• _Material for this exercise_
#####
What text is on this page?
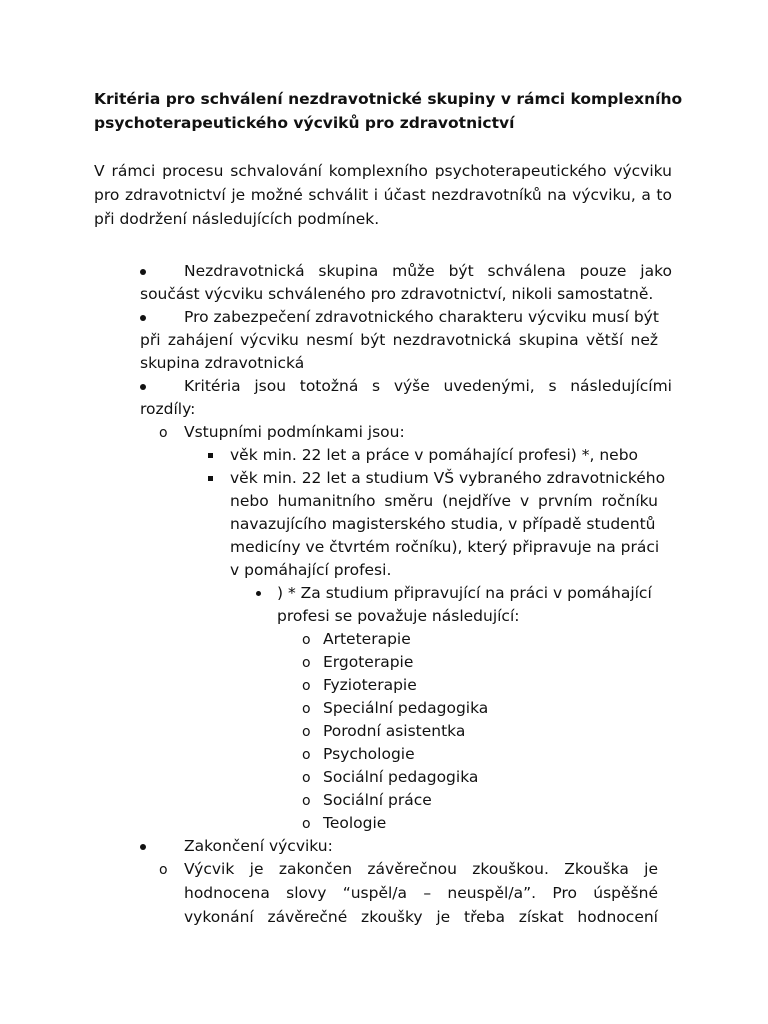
Kritéria pro schválení nezdravotnické skupiny v rámci komplexního
psychoterapeutického výcviků pro zdravotnictví

V rámci procesu schvalování komplexního psychoterapeutického výcviku
pro zdravotnictví je možné schválit i účast nezdravotníků na výcviku, a to
při dodržení následujících podmínek.

Nezdravotnická skupina může být schválena pouze jako
součást výcviku schváleného pro zdravotnictví, nikoli samostatně.
Pro zabezpečení zdravotnického charakteru výcviku musí být
při zahájení výcviku nesmí být nezdravotnická skupina větší než
skupina zdravotnická
Kritéria jsou totožná s výše uvedenými, s následujícími
rozdíly:
o Vstupními podmínkami jsou:
věk min. 22 let a práce v pomáhající profesi) *, nebo
věk min. 22 let a studium VŠ vybraného zdravotnického
nebo humanitního směru (nejdříve v prvním ročníku
navazujícího magisterského studia, v případě studentů
medicíny ve čtvrtém ročníku), který připravuje na práci
v pomáhající profesi.
) * Za studium připravující na práci v pomáhající
profesi se považuje následující:
o Arteterapie
o Ergoterapie
o Fyzioterapie
o Speciální pedagogika
o Porodní asistentka
o Psychologie
o Sociální pedagogika
o Sociální práce
o Teologie
Zakončení výcviku:
o Výcvik je zakončen závěrečnou zkouškou. Zkouška je
hodnocena slovy “uspěl/a – neuspěl/a”. Pro úspěšné
vykonání závěrečné zkoušky je třeba získat hodnocení
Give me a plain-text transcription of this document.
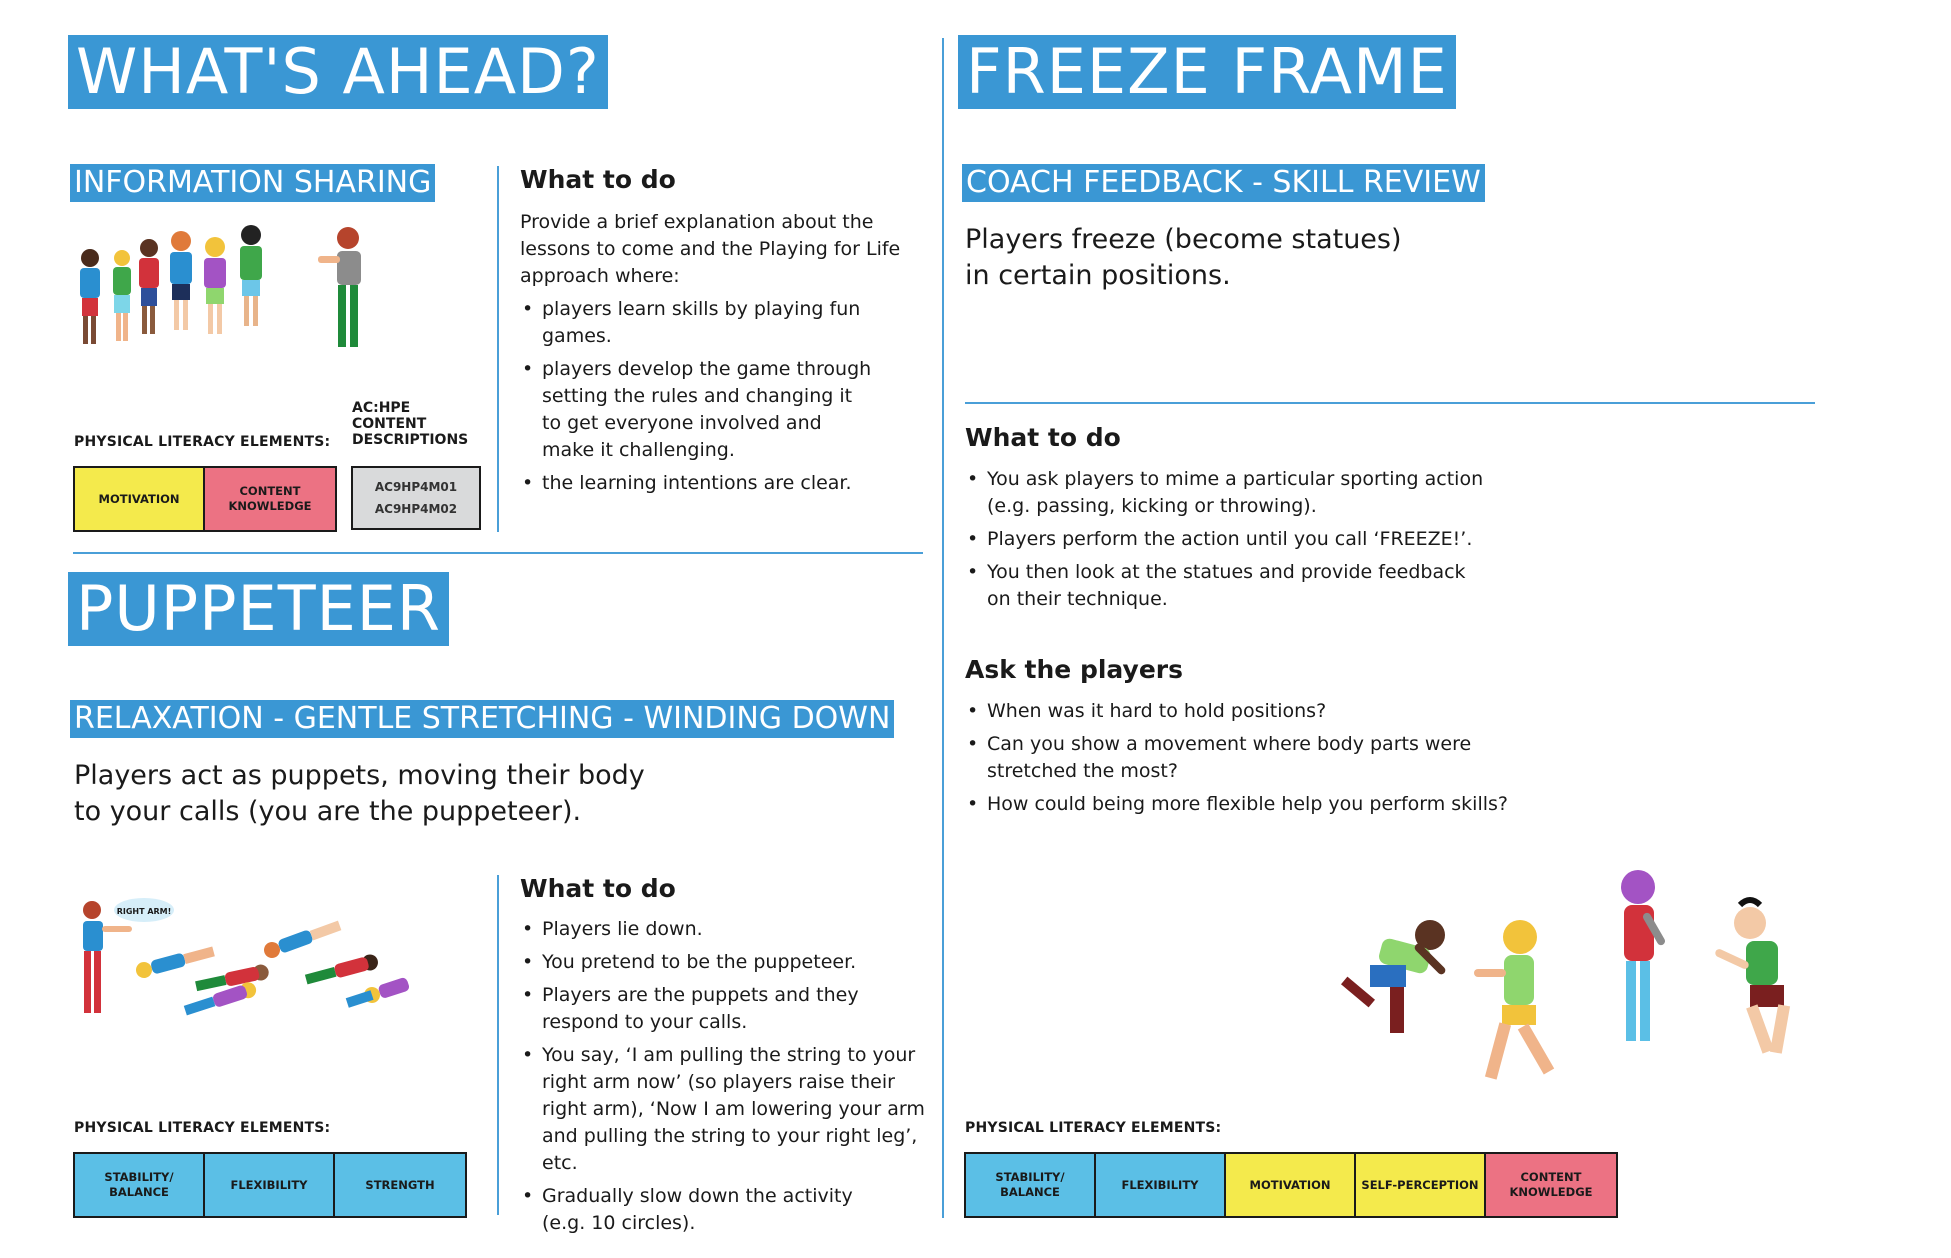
WHAT'S AHEAD?
INFORMATION SHARING
PHYSICAL LITERACY ELEMENTS:
MOTIVATION
CONTENT KNOWLEDGE
AC:HPE CONTENT DESCRIPTIONS
AC9HP4M01
AC9HP4M02
What to do
Provide a brief explanation about the lessons to come and the Playing for Life approach where:
• players learn skills by playing fun games.
• players develop the game through setting the rules and changing it to get everyone involved and make it challenging.
• the learning intentions are clear.
PUPPETEER
RELAXATION - GENTLE STRETCHING - WINDING DOWN
Players act as puppets, moving their body to your calls (you are the puppeteer).
RIGHT ARM!
PHYSICAL LITERACY ELEMENTS:
STABILITY/ BALANCE
FLEXIBILITY	STRENGTH
What to do
• Players lie down.
• You pretend to be the puppeteer.
• Players are the puppets and they respond to your calls.
• You say, ‘I am pulling the string to your right arm now’ (so players raise their right arm), ‘Now I am lowering your arm and pulling the string to your right leg’, etc.
• Gradually slow down the activity (e.g. 10 circles).
FREEZE FRAME
COACH FEEDBACK - SKILL REVIEW
Players freeze (become statues) in certain positions.
What to do
• You ask players to mime a particular sporting action (e.g. passing, kicking or throwing).
• Players perform the action until you call ‘FREEZE!’.
• You then look at the statues and provide feedback on their technique.
Ask the players
• When was it hard to hold positions?
• Can you show a movement where body parts were stretched the most?
• How could being more flexible help you perform skills?
PHYSICAL LITERACY ELEMENTS:
STABILITY/ BALANCE
FLEXIBILITY	MOTIVATION	SELF-PERCEPTION
CONTENT KNOWLEDGE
#####
Leave images out of the retyped records; keep all else exact.

• _Response to this task_
What text is on this page?
Kritéria pro schválení nezdravotnické skupiny v rámci komplexního
psychoterapeutického výcviků pro zdravotnictví

V rámci procesu schvalování komplexního psychoterapeutického výcviku
pro zdravotnictví je možné schválit i účast nezdravotníků na výcviku, a to
při dodržení následujících podmínek.

Nezdravotnická skupina může být schválena pouze jako
součást výcviku schváleného pro zdravotnictví, nikoli samostatně.
Pro zabezpečení zdravotnického charakteru výcviku musí být
při zahájení výcviku nesmí být nezdravotnická skupina větší než
skupina zdravotnická
Kritéria jsou totožná s výše uvedenými, s následujícími
rozdíly:
o Vstupními podmínkami jsou:
věk min. 22 let a práce v pomáhající profesi) *, nebo
věk min. 22 let a studium VŠ vybraného zdravotnického
nebo humanitního směru (nejdříve v prvním ročníku
navazujícího magisterského studia, v případě studentů
medicíny ve čtvrtém ročníku), který připravuje na práci
v pomáhající profesi.
) * Za studium připravující na práci v pomáhající
profesi se považuje následující:
o Arteterapie
o Ergoterapie
o Fyzioterapie
o Speciální pedagogika
o Porodní asistentka
o Psychologie
o Sociální pedagogika
o Sociální práce
o Teologie
Zakončení výcviku:
o Výcvik je zakončen závěrečnou zkouškou. Zkouška je
hodnocena slovy “uspěl/a – neuspěl/a”. Pro úspěšné
vykonání závěrečné zkoušky je třeba získat hodnocení
Give me a plain-text transcription of this document.
WHAT'S AHEAD?
INFORMATION SHARING
PHYSICAL LITERACY ELEMENTS:
MOTIVATION
CONTENT KNOWLEDGE
AC:HPE CONTENT DESCRIPTIONS
AC9HP4M01
AC9HP4M02
What to do
Provide a brief explanation about the lessons to come and the Playing for Life approach where:
• players learn skills by playing fun games.
• players develop the game through setting the rules and changing it to get everyone involved and make it challenging.
• the learning intentions are clear.
PUPPETEER
RELAXATION - GENTLE STRETCHING - WINDING DOWN
Players act as puppets, moving their body to your calls (you are the puppeteer).
RIGHT ARM!
PHYSICAL LITERACY ELEMENTS:
STABILITY/ BALANCE
FLEXIBILITY	STRENGTH
What to do
• Players lie down.
• You pretend to be the puppeteer.
• Players are the puppets and they respond to your calls.
• You say, ‘I am pulling the string to your right arm now’ (so players raise their right arm), ‘Now I am lowering your arm and pulling the string to your right leg’, etc.
• Gradually slow down the activity (e.g. 10 circles).
FREEZE FRAME
COACH FEEDBACK - SKILL REVIEW
Players freeze (become statues) in certain positions.
What to do
• You ask players to mime a particular sporting action (e.g. passing, kicking or throwing).
• Players perform the action until you call ‘FREEZE!’.
• You then look at the statues and provide feedback on their technique.
Ask the players
• When was it hard to hold positions?
• Can you show a movement where body parts were stretched the most?
• How could being more flexible help you perform skills?
PHYSICAL LITERACY ELEMENTS:
STABILITY/ BALANCE
FLEXIBILITY	MOTIVATION	SELF-PERCEPTION
CONTENT KNOWLEDGE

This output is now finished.